Description of the task: Copy out the entries below word for word, starting at the line that contains "Output each element" and stopping after the line that contains "tab-label: Dashboard <box>9 680 69 694</box>". Omit the pictures.
>> BEGIN Supplied information
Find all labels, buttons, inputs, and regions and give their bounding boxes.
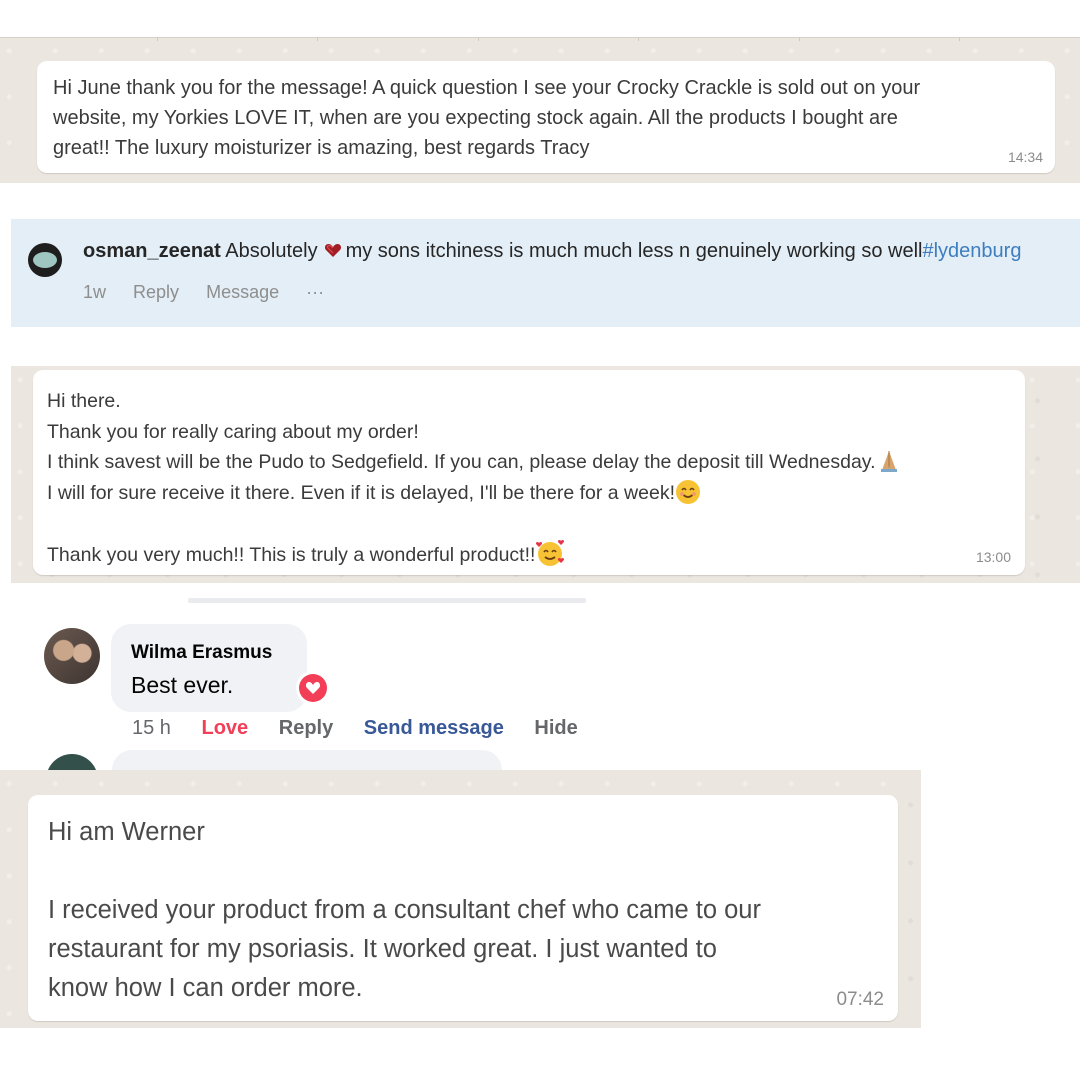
>> END Supplied information
>> BEGIN Supplied information
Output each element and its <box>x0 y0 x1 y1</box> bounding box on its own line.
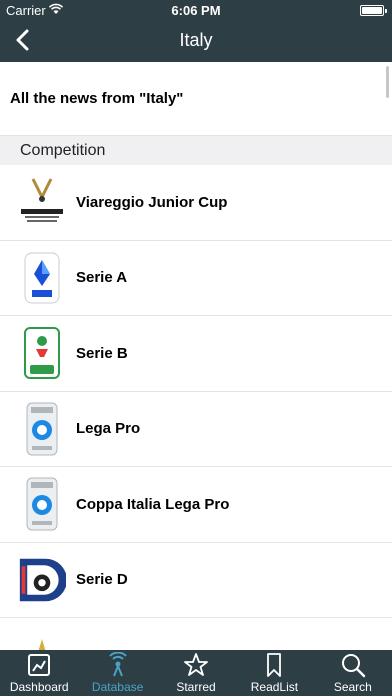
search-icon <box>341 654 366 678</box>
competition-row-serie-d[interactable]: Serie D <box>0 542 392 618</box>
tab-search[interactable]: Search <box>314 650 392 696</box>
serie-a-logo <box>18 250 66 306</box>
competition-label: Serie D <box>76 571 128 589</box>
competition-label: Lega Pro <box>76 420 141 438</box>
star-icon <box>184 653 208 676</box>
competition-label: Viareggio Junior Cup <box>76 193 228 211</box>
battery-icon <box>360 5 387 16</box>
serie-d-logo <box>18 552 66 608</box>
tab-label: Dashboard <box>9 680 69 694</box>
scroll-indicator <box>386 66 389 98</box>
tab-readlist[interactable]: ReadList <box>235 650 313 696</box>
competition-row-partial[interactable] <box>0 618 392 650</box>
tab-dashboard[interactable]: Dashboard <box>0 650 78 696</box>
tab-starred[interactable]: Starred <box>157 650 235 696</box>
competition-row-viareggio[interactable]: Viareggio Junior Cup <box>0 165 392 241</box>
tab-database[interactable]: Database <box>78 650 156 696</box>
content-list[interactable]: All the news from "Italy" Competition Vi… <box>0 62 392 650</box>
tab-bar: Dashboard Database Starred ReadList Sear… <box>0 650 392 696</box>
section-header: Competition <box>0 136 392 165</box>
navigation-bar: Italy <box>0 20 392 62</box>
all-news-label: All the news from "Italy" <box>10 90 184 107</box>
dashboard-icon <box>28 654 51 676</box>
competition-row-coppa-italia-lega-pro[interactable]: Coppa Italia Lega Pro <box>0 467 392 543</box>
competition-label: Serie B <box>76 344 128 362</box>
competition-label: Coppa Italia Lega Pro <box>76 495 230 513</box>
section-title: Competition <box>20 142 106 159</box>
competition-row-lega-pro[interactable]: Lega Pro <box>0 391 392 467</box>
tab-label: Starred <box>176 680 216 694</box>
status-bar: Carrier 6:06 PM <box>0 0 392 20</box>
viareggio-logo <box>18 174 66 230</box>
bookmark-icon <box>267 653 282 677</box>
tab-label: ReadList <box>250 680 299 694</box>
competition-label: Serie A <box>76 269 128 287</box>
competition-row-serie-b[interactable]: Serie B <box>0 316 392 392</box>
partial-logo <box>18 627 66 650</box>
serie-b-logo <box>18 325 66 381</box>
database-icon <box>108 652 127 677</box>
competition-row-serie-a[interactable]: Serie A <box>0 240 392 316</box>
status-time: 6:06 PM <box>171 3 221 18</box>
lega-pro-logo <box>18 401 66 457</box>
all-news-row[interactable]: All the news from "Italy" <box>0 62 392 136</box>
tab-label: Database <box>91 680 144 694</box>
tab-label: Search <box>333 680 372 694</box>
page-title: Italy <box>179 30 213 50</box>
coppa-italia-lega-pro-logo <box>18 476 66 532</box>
>> END Supplied information
>> BEGIN Supplied information
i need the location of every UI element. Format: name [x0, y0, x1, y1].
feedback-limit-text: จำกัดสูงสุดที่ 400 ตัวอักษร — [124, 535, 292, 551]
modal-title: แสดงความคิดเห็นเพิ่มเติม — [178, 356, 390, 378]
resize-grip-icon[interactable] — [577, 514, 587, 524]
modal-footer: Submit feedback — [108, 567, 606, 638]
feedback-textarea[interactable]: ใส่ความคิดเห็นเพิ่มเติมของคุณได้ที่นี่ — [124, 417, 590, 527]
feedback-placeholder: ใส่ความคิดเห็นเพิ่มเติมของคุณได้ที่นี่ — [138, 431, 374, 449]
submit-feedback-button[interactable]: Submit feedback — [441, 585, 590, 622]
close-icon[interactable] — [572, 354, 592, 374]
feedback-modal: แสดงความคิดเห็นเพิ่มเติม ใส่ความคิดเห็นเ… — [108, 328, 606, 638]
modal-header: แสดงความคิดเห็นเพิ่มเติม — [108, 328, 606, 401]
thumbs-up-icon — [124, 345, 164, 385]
>> END Supplied information
Correct output:
Output each element and its <box>x0 y0 x1 y1</box> bounding box on its own line.
search-icon <box>341 654 366 678</box>
competition-row-serie-d[interactable]: Serie D <box>0 542 392 618</box>
tab-search[interactable]: Search <box>314 650 392 696</box>
serie-a-logo <box>18 250 66 306</box>
competition-label: Serie D <box>76 571 128 589</box>
competition-label: Lega Pro <box>76 420 141 438</box>
star-icon <box>184 653 208 676</box>
competition-label: Viareggio Junior Cup <box>76 193 228 211</box>
battery-icon <box>360 5 387 16</box>
serie-d-logo <box>18 552 66 608</box>
tab-label: Dashboard <box>9 680 69 694</box>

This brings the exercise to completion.